begin Extracted records

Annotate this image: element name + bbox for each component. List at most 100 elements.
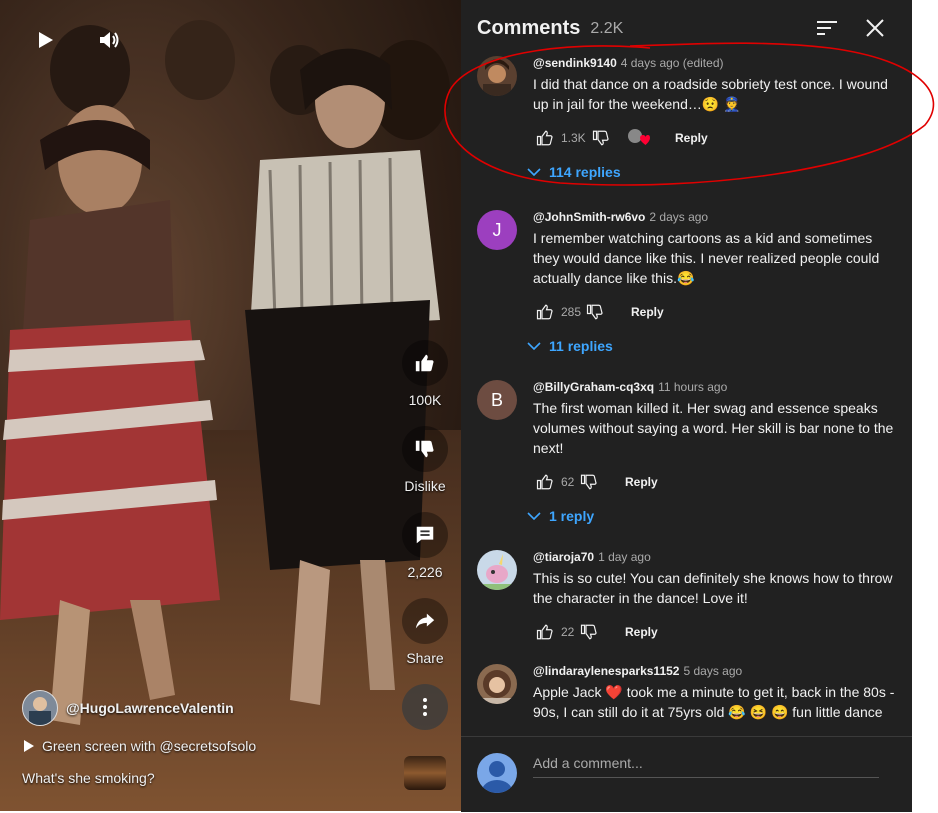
like-action: 100K (398, 340, 452, 426)
comment-icon (416, 526, 434, 544)
volume-icon (100, 32, 119, 48)
thumbs-down-outline-icon (580, 624, 597, 640)
thumbs-up-outline-icon (536, 474, 553, 490)
thumbs-up-outline-icon (536, 304, 553, 320)
commenter-avatar[interactable]: J (477, 210, 517, 250)
comments-button[interactable] (402, 512, 448, 558)
sound-thumbnail[interactable] (404, 756, 446, 790)
close-icon (866, 19, 884, 37)
comment-time[interactable]: 4 days ago (edited) (621, 56, 724, 70)
channel-avatar-image (29, 697, 51, 725)
thumbs-up-icon (415, 354, 434, 372)
volume-button[interactable] (90, 22, 130, 58)
comment-dislike-button[interactable] (589, 126, 613, 150)
comment-like-button[interactable] (533, 126, 557, 150)
thumbs-down-outline-icon (586, 304, 603, 320)
more-action (398, 684, 452, 730)
view-replies-button[interactable]: 114 replies (527, 164, 899, 180)
comments-panel: Comments 2.2K @sendink9140 4 days ago (ed… (461, 0, 912, 812)
commenter-avatar[interactable] (477, 550, 517, 590)
comment-time[interactable]: 1 day ago (598, 550, 651, 564)
action-bar: 100K Dislike 2,226 Share (398, 340, 452, 730)
music-text: Green screen with @secretsofsolo (42, 738, 257, 754)
comment-like-count: 1.3K (561, 131, 586, 145)
comment-like-button[interactable] (533, 470, 557, 494)
comment-time[interactable]: 5 days ago (683, 664, 742, 678)
play-button[interactable] (26, 22, 66, 58)
comment-author[interactable]: @lindaraylenesparks1152 (533, 664, 679, 678)
more-vert-icon (423, 698, 427, 716)
comment-dislike-button[interactable] (583, 300, 607, 324)
reply-button[interactable]: Reply (625, 625, 658, 639)
chevron-down-icon (527, 342, 541, 350)
channel-info[interactable]: @HugoLawrenceValentin (22, 690, 234, 726)
comment-time[interactable]: 11 hours ago (658, 380, 727, 394)
replies-count: 1 reply (549, 508, 595, 524)
reply-button[interactable]: Reply (631, 305, 664, 319)
current-user-avatar (477, 753, 517, 793)
commenter-avatar[interactable] (477, 56, 517, 96)
comment-like-button[interactable] (533, 620, 557, 644)
channel-name[interactable]: @HugoLawrenceValentin (66, 700, 234, 716)
sort-icon (817, 21, 837, 35)
comments-title: Comments (477, 16, 581, 39)
reply-button[interactable]: Reply (625, 475, 658, 489)
replies-count: 114 replies (549, 164, 621, 180)
thumbs-down-outline-icon (592, 130, 609, 146)
add-comment-input[interactable]: Add a comment... (533, 755, 879, 778)
dislike-button[interactable] (402, 426, 448, 472)
default-user-icon (482, 761, 512, 793)
thumbs-up-outline-icon (536, 624, 553, 640)
comment-actions: 1.3K Reply (533, 126, 899, 150)
creator-heart-icon (628, 129, 650, 145)
dislike-action: Dislike (398, 426, 452, 512)
video-caption: What's she smoking? (22, 770, 155, 786)
replies-count: 11 replies (549, 338, 613, 354)
like-button[interactable] (402, 340, 448, 386)
share-button[interactable] (402, 598, 448, 644)
comment-author[interactable]: @sendink9140 (533, 56, 617, 70)
comment-author[interactable]: @BillyGraham-cq3xq (533, 380, 654, 394)
share-action: Share (398, 598, 452, 684)
comment-item: @lindaraylenesparks1152 5 days ago Apple … (477, 664, 897, 736)
music-link[interactable]: Green screen with @secretsofsolo (24, 738, 256, 754)
comment-text: I remember watching cartoons as a kid an… (533, 230, 880, 286)
comment-author[interactable]: @tiaroja70 (533, 550, 594, 564)
avatar-photo (477, 670, 517, 704)
comments-count: 2.2K (590, 20, 624, 37)
comment-author[interactable]: @JohnSmith-rw6vo (533, 210, 645, 224)
comment-dislike-button[interactable] (577, 470, 601, 494)
share-label: Share (406, 650, 444, 666)
comment-text: This is so cute! You can definitely she … (533, 570, 893, 606)
view-replies-button[interactable]: 1 reply (527, 508, 899, 524)
share-icon (415, 613, 435, 629)
comment-actions: 22 Reply (533, 620, 899, 644)
comment-time[interactable]: 2 days ago (649, 210, 708, 224)
channel-avatar[interactable] (22, 690, 58, 726)
comment-like-count: 22 (561, 625, 575, 639)
commenter-avatar[interactable] (477, 664, 517, 704)
short-video[interactable]: 100K Dislike 2,226 Share @HugoLawrenceVa… (0, 0, 461, 811)
comments-action: 2,226 (398, 512, 452, 598)
avatar-unicorn-image (477, 554, 517, 590)
close-button[interactable] (861, 14, 889, 42)
dislike-label: Dislike (404, 478, 446, 494)
commenter-avatar[interactable]: B (477, 380, 517, 420)
comment-actions: 62 Reply (533, 470, 899, 494)
avatar-photo (483, 59, 511, 96)
play-icon (39, 32, 53, 48)
comment-dislike-button[interactable] (577, 620, 601, 644)
play-small-icon (24, 740, 34, 752)
comment-text: I did that dance on a roadside sobriety … (533, 76, 888, 112)
comment-like-count: 285 (561, 305, 582, 319)
chevron-down-icon (527, 512, 541, 520)
add-comment-row: Add a comment... (461, 736, 912, 812)
thumbs-up-outline-icon (536, 130, 553, 146)
like-count: 100K (408, 392, 442, 408)
comment-like-button[interactable] (533, 300, 557, 324)
thumbs-down-icon (415, 440, 434, 458)
view-replies-button[interactable]: 11 replies (527, 338, 899, 354)
more-button[interactable] (402, 684, 448, 730)
reply-button[interactable]: Reply (675, 131, 708, 145)
sort-button[interactable] (813, 14, 841, 42)
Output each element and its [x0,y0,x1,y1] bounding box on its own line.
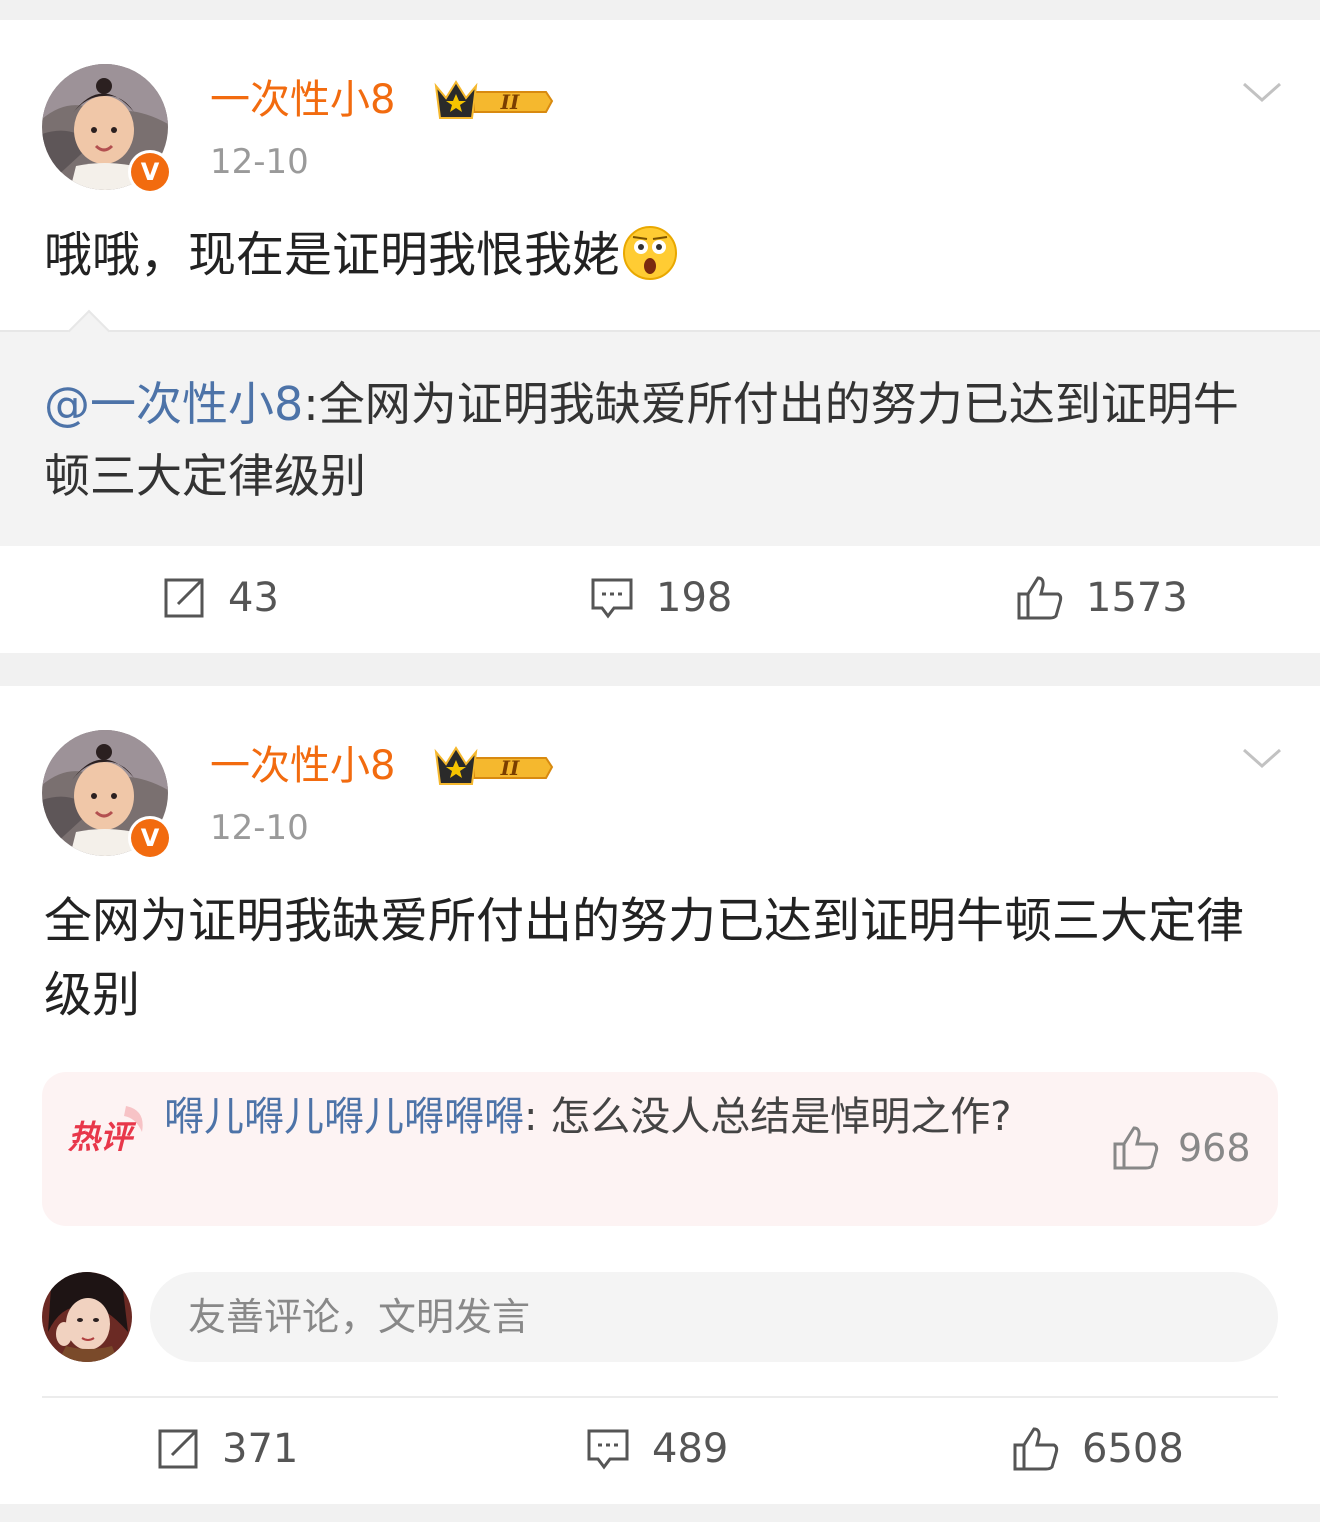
comment-button[interactable]: 198 [590,553,732,643]
post-content: 哦哦，现在是证明我恨我姥 [44,218,1276,292]
vip-crown-icon[interactable]: II [434,78,554,124]
repost-icon [164,578,204,618]
repost-block[interactable]: @一次性小8:全网为证明我缺爱所付出的努力已达到证明牛顿三大定律级别 [0,309,1320,546]
repost-mention[interactable]: @一次性小8 [44,377,303,431]
comment-button[interactable]: 489 [586,1404,728,1494]
action-bar: 43 198 1573 [0,553,1320,643]
hot-comment-text: 嘚儿嘚儿嘚儿嘚嘚嘚: 怎么没人总结是悼明之作? [164,1084,1054,1150]
svg-text:II: II [500,90,520,114]
like-count: 6508 [1082,1426,1184,1472]
comment-icon [587,1429,629,1470]
post-time: 12-10 [210,808,309,848]
hot-comment-user[interactable]: 嘚儿嘚儿嘚儿嘚嘚嘚 [164,1094,524,1140]
comment-icon [591,578,633,619]
post-text: 全网为证明我缺爱所付出的努力已达到证明牛顿三大定律级别 [44,893,1245,1023]
repost-notch [67,309,111,353]
verified-badge-icon: V [128,816,172,860]
hot-comment[interactable]: 热评 嘚儿嘚儿嘚儿嘚嘚嘚: 怎么没人总结是悼明之作? 968 [42,1072,1278,1226]
comment-count: 198 [656,575,733,621]
post-text: 哦哦，现在是证明我恨我姥 [44,227,621,283]
action-bar: 371 489 6508 [0,1404,1320,1494]
like-icon [1113,1126,1159,1170]
username[interactable]: 一次性小8 [210,76,395,124]
post-card: V 一次性小8 II 12-10 哦哦，现在是证明我恨我姥 @一次性小8:全网为… [0,20,1320,653]
repost-button[interactable]: 371 [156,1404,298,1494]
repost-count: 371 [222,1426,299,1472]
more-chevron-icon[interactable] [1240,744,1284,774]
hot-comment-body: : 怎么没人总结是悼明之作? [524,1094,1012,1140]
post-time: 12-10 [210,142,309,182]
divider [42,1396,1278,1398]
repost-icon [158,1429,198,1469]
svg-text:II: II [500,756,520,780]
like-icon [1017,576,1063,620]
my-avatar[interactable] [42,1272,132,1362]
surprised-emoji-icon [623,226,678,280]
hot-comment-like-count: 968 [1178,1126,1251,1170]
hot-comment-like-button[interactable]: 968 [1112,1124,1251,1172]
repost-count: 43 [228,575,279,621]
post-content: 全网为证明我缺爱所付出的努力已达到证明牛顿三大定律级别 [44,884,1276,1032]
like-button[interactable]: 6508 [1012,1404,1184,1494]
hot-comment-tag-icon: 热评 [67,1106,143,1156]
username[interactable]: 一次性小8 [210,742,395,790]
vip-crown-icon[interactable]: II [434,744,554,790]
like-button[interactable]: 1573 [1016,553,1188,643]
more-chevron-icon[interactable] [1240,78,1284,108]
verified-badge-icon: V [128,150,172,194]
comment-input[interactable]: 友善评论，文明发言 [150,1272,1278,1362]
svg-text:热评: 热评 [67,1118,137,1156]
repost-button[interactable]: 43 [162,553,279,643]
post-card: V 一次性小8 II 12-10 全网为证明我缺爱所付出的努力已达到证明牛顿三大… [0,686,1320,1504]
like-icon [1013,1427,1059,1471]
repost-text: @一次性小8:全网为证明我缺爱所付出的努力已达到证明牛顿三大定律级别 [44,368,1270,512]
like-count: 1573 [1086,575,1188,621]
comment-count: 489 [652,1426,729,1472]
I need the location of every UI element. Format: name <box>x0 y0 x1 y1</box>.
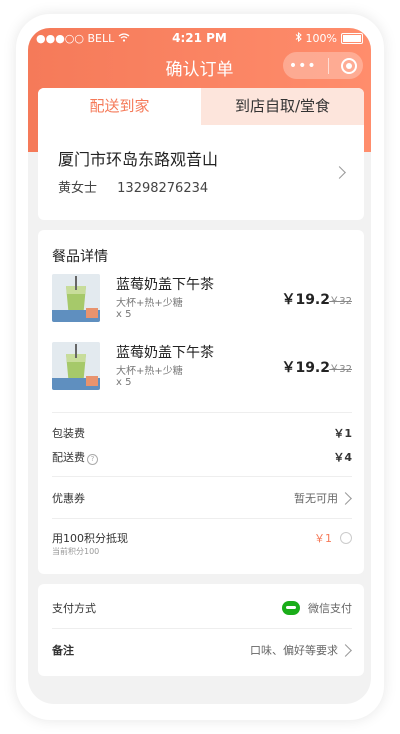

end Extracted records

▶ [What to do] Put the rows into a JSON list of strings, one string per line and no blank lines, beginning at the line that contains "like-action: 100K (398, 340, 452, 426)" and stopping after the line that contains "comment-like-button[interactable] (533, 126, 557, 150)".

▶ [Reply]
[
  "like-action: 100K (398, 340, 452, 426)",
  "comment-icon (416, 526, 434, 544)",
  "volume-icon (100, 32, 119, 48)",
  "thumbs-down-outline-icon (580, 624, 597, 640)",
  "thumbs-up-outline-icon (536, 474, 553, 490)",
  "thumbs-up-outline-icon (536, 304, 553, 320)",
  "commenter-avatar[interactable]: J (477, 210, 517, 250)",
  "comments-button[interactable] (402, 512, 448, 558)",
  "sound-thumbnail[interactable] (404, 756, 446, 790)",
  "close-icon (866, 19, 884, 37)",
  "comment-time[interactable]: 4 days ago (edited) (621, 56, 724, 70)",
  "channel-avatar-image (29, 697, 51, 725)",
  "thumbs-up-icon (415, 354, 434, 372)",
  "volume-button[interactable] (90, 22, 130, 58)",
  "comment-dislike-button[interactable] (589, 126, 613, 150)",
  "comment-like-button[interactable] (533, 126, 557, 150)"
]